Instructions for the task
Gather each line in the entries that includes the string "neve".

____ Task data

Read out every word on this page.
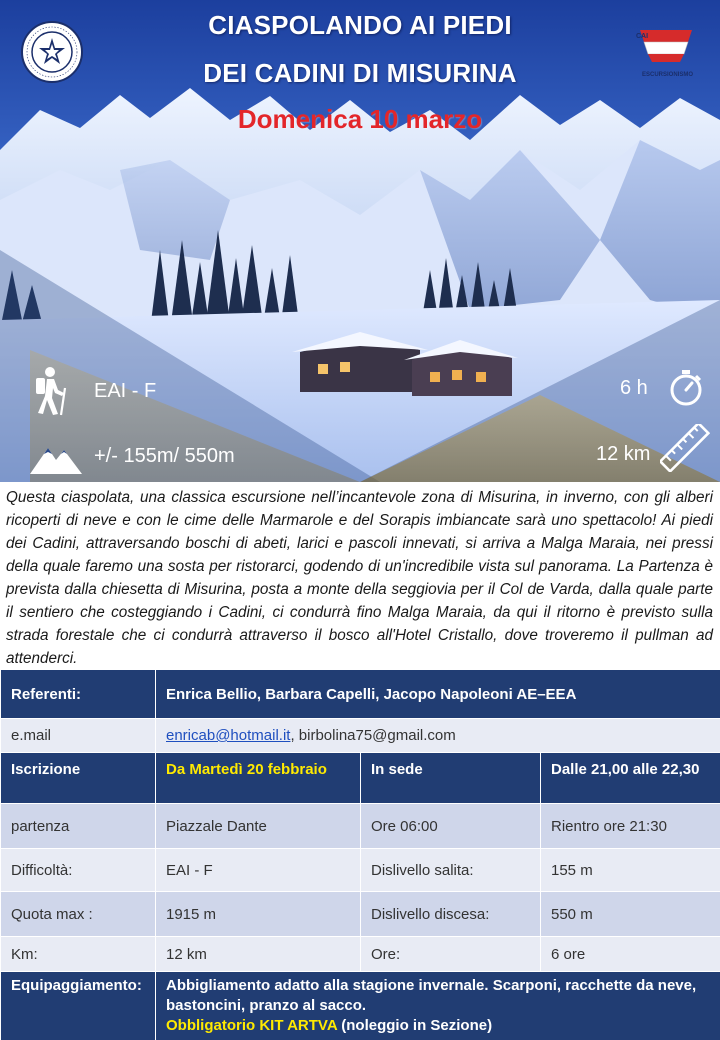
CIASPOLANDO AI PIEDI
DEI CADINI DI MISURINA
Domenica 10 marzo
CAI
ESCURSIONISMO
EAI - F
+/- 155m/ 550m
6 h
12 km

Questa ciaspolata, una classica escursione nell’incantevole zona di Misurina, in inverno, con gli alberi ricoperti di neve e con le cime delle Marmarole e del Sorapis imbiancate sarà uno spettacolo! Ai piedi dei Cadini, attraversando boschi di abeti, larici e pascoli innevati, si arriva a Malga Maraia, nei pressi della quale faremo una sosta per ristorarci, godendo di un'incredibile vista sul panorama. La Partenza è prevista dalla chiesetta di Misurina, posta a monte della seggiovia per il Col de Varda, dalla quale parte il sentiero che costeggiando i Cadini, ci condurrà fino Malga Maraia, da qui il ritorno è previsto sulla strada forestale che ci condurrà attraverso il bosco all'Hotel Cristallo, dove troveremo il pullman ad attenderci.

Referenti:	Enrica Bellio, Barbara Capelli, Jacopo Napoleoni AE–EEA		
e.mail	enricab@hotmail.it, birbolina75@gmail.com		
Iscrizione	Da Martedì 20 febbraio	In sede	Dalle 21,00 alle 22,30
partenza	Piazzale Dante	Ore 06:00	Rientro ore 21:30
Difficoltà:	EAI - F	Dislivello salita:	155 m
Quota max :	1915 m	Dislivello discesa:	550 m
Km:	12 km	Ore:	6 ore
Equipaggiamento:	Abbigliamento adatto alla stagione invernale. Scarponi, racchette da neve, bastoncini, pranzo al sacco.
Obbligatorio KIT ARTVA (noleggio in Sezione)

________

Solution to this exercise
Questa ciaspolata, una classica escursione nell’incantevole zona di Misurina, in inverno, con gli alberi ricoperti di neve e con le cime delle Marmarole e del Sorapis imbiancate sarà uno spettacolo! Ai piedi dei Cadini, attraversando boschi di abeti, larici e pascoli innevati, si arriva a Malga Maraia, nei pressi della quale faremo una sosta per ristorarci, godendo di un'incredibile vista sul panorama. La Partenza è prevista dalla chiesetta di Misurina, posta a monte della seggiovia per il Col de Varda, dalla quale parte il sentiero che costeggiando i Cadini, ci condurrà fino Malga Maraia, da qui il ritorno è previsto sulla strada forestale che ci condurrà attraverso il bosco all'Hotel Cristallo, dove troveremo il pullman ad attenderci.
Equipaggiamento:	Abbigliamento adatto alla stagione invernale. Scarponi, racchette da neve, bastoncini, pranzo al sacco.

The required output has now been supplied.